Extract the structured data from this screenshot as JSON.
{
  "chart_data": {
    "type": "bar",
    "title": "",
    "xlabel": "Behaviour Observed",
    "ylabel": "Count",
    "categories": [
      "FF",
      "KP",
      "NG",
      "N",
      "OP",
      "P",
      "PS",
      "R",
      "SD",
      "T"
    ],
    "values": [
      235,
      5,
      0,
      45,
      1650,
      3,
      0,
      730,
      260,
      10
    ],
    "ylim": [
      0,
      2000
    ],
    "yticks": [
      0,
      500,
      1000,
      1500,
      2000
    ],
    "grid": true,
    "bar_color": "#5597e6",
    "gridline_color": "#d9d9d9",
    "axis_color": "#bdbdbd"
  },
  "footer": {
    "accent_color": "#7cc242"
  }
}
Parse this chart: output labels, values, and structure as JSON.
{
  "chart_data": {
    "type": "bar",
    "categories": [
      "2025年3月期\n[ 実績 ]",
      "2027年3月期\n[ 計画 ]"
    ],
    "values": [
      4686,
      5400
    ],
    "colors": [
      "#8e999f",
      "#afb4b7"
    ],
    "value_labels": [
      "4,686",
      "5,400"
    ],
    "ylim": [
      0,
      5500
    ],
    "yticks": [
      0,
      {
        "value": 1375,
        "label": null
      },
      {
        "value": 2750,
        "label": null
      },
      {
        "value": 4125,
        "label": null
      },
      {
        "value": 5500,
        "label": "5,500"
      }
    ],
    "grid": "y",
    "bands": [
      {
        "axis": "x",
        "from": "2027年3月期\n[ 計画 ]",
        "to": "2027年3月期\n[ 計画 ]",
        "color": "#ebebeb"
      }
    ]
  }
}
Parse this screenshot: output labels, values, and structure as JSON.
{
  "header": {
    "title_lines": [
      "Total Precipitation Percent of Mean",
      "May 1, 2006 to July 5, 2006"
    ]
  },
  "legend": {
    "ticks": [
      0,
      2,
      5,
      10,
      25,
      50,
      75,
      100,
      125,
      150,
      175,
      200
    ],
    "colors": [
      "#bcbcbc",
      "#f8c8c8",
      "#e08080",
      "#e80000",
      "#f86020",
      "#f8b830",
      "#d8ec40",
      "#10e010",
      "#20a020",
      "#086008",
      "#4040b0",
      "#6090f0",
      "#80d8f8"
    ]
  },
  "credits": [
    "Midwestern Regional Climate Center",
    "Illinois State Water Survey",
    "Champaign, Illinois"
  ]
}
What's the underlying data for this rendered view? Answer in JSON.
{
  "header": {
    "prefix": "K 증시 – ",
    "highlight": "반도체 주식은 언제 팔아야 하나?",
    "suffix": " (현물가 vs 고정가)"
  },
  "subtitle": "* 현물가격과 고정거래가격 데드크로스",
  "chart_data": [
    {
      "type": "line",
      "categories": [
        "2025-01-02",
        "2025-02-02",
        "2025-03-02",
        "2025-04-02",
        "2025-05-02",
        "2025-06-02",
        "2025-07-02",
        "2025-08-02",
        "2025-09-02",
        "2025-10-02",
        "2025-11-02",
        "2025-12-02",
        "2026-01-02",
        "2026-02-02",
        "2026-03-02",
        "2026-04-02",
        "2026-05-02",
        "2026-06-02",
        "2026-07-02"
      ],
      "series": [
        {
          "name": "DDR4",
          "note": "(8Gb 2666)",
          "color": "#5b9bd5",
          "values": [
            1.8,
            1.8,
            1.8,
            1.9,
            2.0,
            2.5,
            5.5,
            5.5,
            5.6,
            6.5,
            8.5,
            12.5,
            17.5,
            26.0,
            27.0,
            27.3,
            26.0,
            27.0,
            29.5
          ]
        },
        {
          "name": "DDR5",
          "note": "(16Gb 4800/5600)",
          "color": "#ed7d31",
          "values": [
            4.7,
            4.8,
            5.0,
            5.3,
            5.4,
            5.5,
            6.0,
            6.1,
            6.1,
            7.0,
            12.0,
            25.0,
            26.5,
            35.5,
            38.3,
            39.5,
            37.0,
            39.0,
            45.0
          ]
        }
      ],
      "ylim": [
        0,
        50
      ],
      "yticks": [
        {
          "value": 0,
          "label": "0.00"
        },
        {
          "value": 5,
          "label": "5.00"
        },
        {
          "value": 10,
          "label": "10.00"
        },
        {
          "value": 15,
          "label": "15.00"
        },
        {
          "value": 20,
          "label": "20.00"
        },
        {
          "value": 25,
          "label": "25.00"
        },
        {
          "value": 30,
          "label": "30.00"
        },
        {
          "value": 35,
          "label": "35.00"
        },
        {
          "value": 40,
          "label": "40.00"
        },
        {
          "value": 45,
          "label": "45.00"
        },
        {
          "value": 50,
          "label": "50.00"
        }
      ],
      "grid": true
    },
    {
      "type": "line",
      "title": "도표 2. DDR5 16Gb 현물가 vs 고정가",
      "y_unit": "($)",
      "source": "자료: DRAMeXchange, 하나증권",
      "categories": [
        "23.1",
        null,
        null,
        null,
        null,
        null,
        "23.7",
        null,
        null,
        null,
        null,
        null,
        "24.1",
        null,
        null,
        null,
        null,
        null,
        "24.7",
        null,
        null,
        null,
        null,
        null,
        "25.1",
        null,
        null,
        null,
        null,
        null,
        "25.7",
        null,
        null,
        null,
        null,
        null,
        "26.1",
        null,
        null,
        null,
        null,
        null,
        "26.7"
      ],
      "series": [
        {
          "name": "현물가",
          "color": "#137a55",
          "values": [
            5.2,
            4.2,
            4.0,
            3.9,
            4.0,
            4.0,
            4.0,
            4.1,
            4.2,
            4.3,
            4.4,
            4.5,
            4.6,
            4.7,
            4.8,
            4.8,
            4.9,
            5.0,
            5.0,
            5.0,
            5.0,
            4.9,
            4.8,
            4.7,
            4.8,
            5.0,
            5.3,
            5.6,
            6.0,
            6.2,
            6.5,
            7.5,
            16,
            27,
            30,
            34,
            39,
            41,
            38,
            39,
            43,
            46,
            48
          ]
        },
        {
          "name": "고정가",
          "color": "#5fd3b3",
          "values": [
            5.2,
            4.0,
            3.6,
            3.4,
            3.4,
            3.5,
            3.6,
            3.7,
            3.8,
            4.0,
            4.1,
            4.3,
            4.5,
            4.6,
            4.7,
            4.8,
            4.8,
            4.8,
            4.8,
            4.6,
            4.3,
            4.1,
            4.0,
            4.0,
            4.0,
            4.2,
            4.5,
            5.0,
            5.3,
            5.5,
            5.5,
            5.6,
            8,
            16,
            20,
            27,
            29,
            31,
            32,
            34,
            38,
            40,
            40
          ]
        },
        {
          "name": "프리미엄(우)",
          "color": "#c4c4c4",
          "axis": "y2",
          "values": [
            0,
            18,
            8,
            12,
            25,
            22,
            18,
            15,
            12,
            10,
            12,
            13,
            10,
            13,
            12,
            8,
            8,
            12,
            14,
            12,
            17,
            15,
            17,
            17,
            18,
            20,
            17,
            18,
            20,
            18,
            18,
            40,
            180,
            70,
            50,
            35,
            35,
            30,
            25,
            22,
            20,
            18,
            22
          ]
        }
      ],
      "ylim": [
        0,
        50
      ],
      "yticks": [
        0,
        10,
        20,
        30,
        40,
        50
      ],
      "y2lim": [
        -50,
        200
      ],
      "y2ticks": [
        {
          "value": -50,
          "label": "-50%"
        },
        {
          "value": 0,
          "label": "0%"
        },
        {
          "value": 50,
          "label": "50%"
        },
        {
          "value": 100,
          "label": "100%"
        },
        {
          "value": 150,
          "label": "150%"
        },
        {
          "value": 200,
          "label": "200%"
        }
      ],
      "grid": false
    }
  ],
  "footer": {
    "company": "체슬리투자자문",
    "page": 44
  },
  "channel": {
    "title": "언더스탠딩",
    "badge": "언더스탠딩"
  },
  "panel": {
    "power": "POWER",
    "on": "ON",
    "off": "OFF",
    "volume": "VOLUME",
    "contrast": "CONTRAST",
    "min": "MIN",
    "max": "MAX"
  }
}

Direction:
Say how many lines contain the string "name", giving nothing but the count.

Answer for the task:
5